» **Supplied information**:
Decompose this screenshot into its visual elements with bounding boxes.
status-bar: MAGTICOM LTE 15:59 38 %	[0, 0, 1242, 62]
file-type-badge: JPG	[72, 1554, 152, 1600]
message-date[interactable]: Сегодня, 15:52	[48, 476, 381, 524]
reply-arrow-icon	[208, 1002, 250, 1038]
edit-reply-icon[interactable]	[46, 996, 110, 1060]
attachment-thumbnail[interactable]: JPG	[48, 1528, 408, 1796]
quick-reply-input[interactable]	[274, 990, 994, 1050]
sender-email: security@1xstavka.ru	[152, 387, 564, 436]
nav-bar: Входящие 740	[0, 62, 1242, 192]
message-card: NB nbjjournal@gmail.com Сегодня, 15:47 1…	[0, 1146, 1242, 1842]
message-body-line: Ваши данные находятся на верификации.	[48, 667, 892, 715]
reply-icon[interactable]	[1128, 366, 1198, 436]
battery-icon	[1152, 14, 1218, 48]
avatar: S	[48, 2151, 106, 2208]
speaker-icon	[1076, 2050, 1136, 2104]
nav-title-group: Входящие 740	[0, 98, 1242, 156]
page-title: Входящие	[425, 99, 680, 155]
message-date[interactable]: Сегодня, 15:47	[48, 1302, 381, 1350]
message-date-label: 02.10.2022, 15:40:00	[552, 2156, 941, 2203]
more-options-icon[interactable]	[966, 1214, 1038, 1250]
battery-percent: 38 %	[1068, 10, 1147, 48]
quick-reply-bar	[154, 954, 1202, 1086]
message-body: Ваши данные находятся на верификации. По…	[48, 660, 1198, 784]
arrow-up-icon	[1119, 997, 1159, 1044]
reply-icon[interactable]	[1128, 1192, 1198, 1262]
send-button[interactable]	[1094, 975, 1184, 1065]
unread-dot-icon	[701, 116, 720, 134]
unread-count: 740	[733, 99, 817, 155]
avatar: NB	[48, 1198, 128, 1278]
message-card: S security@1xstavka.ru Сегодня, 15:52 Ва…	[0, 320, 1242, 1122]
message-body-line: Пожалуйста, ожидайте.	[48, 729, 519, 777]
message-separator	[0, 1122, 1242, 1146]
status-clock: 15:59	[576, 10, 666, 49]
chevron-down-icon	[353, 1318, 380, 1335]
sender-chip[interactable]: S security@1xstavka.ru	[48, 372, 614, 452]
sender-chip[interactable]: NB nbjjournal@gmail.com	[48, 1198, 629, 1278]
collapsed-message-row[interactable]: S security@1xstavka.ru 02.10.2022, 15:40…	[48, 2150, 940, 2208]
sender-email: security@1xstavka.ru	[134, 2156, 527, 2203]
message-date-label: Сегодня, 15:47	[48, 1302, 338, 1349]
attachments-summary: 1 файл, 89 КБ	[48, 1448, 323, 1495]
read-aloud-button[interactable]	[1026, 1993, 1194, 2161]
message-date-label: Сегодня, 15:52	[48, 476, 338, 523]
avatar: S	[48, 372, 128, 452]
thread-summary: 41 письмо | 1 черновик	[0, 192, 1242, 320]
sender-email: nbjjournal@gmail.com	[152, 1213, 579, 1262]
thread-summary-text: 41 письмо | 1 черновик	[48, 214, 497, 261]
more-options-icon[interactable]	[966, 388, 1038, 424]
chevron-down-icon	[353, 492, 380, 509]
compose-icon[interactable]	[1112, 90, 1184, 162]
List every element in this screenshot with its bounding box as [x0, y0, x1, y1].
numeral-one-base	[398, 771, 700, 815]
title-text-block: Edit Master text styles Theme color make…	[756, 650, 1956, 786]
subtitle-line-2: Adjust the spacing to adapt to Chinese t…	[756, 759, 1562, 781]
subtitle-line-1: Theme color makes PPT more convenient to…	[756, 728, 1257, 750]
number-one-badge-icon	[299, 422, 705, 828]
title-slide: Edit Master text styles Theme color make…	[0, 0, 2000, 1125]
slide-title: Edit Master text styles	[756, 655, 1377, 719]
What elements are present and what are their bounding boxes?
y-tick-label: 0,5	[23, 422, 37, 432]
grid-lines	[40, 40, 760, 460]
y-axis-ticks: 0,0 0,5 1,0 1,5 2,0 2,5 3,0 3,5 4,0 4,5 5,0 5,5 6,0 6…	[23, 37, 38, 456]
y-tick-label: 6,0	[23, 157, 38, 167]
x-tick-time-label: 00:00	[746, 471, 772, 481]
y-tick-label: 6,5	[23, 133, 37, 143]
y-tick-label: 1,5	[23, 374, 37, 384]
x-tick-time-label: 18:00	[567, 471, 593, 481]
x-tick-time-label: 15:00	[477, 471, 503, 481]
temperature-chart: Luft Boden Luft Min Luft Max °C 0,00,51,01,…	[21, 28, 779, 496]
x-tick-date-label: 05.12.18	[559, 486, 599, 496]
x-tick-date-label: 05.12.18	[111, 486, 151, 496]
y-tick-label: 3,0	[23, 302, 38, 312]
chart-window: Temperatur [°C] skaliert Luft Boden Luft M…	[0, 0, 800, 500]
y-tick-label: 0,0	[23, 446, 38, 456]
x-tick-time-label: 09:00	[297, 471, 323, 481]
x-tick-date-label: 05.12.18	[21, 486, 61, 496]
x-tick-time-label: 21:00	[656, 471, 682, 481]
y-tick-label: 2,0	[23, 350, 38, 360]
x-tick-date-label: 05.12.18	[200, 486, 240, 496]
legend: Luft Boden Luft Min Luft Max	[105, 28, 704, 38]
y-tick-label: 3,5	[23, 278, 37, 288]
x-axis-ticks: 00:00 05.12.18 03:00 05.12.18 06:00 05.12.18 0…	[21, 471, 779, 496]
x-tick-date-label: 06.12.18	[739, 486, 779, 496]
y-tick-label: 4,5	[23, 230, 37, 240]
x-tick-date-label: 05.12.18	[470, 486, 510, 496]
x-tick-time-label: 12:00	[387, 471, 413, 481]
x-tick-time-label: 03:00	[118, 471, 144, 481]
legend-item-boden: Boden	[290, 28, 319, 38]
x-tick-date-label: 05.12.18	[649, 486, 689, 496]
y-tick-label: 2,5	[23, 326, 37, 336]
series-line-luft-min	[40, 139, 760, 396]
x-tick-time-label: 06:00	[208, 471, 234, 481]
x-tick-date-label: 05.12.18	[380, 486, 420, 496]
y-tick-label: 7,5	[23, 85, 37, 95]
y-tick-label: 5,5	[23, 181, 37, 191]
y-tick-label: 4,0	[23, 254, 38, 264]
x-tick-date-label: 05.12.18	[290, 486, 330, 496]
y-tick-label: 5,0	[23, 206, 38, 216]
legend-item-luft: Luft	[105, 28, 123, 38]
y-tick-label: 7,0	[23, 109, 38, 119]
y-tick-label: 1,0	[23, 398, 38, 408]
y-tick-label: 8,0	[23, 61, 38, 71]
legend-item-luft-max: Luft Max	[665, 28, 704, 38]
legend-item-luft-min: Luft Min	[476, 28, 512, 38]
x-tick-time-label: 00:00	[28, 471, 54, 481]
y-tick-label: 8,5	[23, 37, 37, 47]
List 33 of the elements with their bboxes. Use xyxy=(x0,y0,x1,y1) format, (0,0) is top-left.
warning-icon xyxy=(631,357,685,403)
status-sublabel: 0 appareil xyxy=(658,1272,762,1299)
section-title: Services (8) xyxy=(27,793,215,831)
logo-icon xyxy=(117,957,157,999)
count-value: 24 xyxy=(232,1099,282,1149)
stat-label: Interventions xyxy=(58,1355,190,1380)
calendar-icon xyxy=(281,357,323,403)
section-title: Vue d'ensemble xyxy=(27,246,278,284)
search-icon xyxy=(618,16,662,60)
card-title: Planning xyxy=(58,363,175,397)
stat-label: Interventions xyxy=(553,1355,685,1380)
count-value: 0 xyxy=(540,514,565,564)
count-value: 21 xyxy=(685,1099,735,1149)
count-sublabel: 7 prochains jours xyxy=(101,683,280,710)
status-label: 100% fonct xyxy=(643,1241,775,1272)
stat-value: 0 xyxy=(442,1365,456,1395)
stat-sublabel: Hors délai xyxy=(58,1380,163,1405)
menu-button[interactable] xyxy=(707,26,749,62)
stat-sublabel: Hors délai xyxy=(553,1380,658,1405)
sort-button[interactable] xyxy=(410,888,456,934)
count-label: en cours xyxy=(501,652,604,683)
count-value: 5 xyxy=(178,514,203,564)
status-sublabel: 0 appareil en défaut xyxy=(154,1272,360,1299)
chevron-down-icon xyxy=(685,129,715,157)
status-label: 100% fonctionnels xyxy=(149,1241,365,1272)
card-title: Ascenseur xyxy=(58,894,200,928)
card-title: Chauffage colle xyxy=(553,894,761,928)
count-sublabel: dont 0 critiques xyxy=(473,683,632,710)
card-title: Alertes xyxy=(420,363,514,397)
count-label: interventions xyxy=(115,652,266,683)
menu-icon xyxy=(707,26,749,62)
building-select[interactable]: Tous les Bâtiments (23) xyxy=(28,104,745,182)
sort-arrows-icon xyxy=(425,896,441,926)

» **Work required**: Reproduce, unchanged, every row from the first one through the row that contains "996, 110, 1060]".

» **Problem solution**:
Decompose this screenshot into its visual elements with bounding boxes.
status-bar: MAGTICOM LTE 15:59 38 %	[0, 0, 1242, 62]
file-type-badge: JPG	[72, 1554, 152, 1600]
message-date[interactable]: Сегодня, 15:52	[48, 476, 381, 524]
reply-arrow-icon	[208, 1002, 250, 1038]
edit-reply-icon[interactable]	[46, 996, 110, 1060]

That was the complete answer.